▶ **ENTRIES SUPPLIED**

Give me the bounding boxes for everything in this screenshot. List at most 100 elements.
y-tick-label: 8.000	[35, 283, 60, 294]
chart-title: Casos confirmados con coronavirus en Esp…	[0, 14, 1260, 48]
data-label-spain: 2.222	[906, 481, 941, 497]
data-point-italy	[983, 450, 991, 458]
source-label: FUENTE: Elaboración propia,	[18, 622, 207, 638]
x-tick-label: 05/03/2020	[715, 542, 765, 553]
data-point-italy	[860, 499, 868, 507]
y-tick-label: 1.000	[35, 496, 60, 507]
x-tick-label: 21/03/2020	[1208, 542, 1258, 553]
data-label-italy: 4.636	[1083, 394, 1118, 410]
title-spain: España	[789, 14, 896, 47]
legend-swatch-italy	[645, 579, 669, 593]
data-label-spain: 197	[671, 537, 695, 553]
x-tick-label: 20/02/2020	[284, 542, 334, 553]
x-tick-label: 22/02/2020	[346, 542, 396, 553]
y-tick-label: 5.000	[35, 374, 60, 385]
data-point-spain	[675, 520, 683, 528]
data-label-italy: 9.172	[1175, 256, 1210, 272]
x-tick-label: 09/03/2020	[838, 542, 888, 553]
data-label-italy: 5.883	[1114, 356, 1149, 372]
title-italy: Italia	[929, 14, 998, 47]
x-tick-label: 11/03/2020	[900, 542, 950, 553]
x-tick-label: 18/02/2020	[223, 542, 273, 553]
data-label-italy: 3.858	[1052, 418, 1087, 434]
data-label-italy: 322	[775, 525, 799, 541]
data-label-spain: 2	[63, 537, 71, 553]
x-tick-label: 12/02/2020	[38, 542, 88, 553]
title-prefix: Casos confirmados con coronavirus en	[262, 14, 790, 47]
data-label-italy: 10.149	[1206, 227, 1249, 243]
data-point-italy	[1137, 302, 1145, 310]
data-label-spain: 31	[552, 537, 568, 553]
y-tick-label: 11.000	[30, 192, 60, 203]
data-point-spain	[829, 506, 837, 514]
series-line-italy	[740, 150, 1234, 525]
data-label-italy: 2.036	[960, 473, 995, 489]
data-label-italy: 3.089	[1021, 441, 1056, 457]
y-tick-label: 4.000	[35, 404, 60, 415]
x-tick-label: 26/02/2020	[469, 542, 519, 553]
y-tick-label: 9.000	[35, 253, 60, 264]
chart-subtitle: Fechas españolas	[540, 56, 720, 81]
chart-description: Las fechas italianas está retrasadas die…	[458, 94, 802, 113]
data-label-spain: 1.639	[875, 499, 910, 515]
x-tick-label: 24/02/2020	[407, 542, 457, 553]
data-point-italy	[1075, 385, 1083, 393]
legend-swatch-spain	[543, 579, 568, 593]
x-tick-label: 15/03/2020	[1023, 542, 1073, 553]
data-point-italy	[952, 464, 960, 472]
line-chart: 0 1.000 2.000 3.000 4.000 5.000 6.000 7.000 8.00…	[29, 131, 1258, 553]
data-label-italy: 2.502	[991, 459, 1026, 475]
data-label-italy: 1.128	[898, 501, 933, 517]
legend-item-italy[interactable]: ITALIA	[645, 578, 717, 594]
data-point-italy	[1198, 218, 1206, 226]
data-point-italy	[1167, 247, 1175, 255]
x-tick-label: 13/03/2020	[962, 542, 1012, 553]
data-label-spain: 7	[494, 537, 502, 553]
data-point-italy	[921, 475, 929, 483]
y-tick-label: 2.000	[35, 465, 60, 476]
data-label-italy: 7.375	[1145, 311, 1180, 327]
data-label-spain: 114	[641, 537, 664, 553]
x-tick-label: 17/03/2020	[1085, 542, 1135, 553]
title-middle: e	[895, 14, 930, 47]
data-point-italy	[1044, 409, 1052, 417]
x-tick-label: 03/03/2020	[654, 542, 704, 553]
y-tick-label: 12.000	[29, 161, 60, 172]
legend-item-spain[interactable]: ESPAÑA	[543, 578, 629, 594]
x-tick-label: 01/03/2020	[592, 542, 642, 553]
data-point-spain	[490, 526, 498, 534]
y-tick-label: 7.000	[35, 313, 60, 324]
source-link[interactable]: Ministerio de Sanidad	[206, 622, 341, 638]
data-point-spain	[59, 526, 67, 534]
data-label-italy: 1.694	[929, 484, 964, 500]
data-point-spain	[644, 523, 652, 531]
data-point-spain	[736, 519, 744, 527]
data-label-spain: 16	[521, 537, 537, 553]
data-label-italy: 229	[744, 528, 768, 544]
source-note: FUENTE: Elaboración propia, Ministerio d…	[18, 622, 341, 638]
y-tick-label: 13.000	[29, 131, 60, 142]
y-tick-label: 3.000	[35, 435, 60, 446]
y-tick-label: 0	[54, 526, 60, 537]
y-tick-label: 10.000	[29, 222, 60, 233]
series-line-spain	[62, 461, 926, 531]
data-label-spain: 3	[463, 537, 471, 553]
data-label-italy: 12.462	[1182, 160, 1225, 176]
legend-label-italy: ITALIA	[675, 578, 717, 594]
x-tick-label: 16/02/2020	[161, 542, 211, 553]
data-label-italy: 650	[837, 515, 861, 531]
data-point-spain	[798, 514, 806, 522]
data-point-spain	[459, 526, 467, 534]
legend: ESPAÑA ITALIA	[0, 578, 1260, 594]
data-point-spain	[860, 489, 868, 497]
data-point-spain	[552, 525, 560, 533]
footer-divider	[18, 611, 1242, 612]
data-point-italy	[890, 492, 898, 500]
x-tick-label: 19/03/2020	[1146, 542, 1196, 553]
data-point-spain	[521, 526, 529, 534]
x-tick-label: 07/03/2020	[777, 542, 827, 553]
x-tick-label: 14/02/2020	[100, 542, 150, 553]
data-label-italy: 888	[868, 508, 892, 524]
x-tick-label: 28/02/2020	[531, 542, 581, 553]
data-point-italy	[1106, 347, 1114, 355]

▶ **WORK INSTRUCTION**
Return a copy of each line in the entries that carries the string "propia".

▶ **EXERCISE SOLUTION**
source-label: FUENTE: Elaboración propia,	[18, 622, 207, 638]
source-note: FUENTE: Elaboración propia, Ministerio d…	[18, 622, 341, 638]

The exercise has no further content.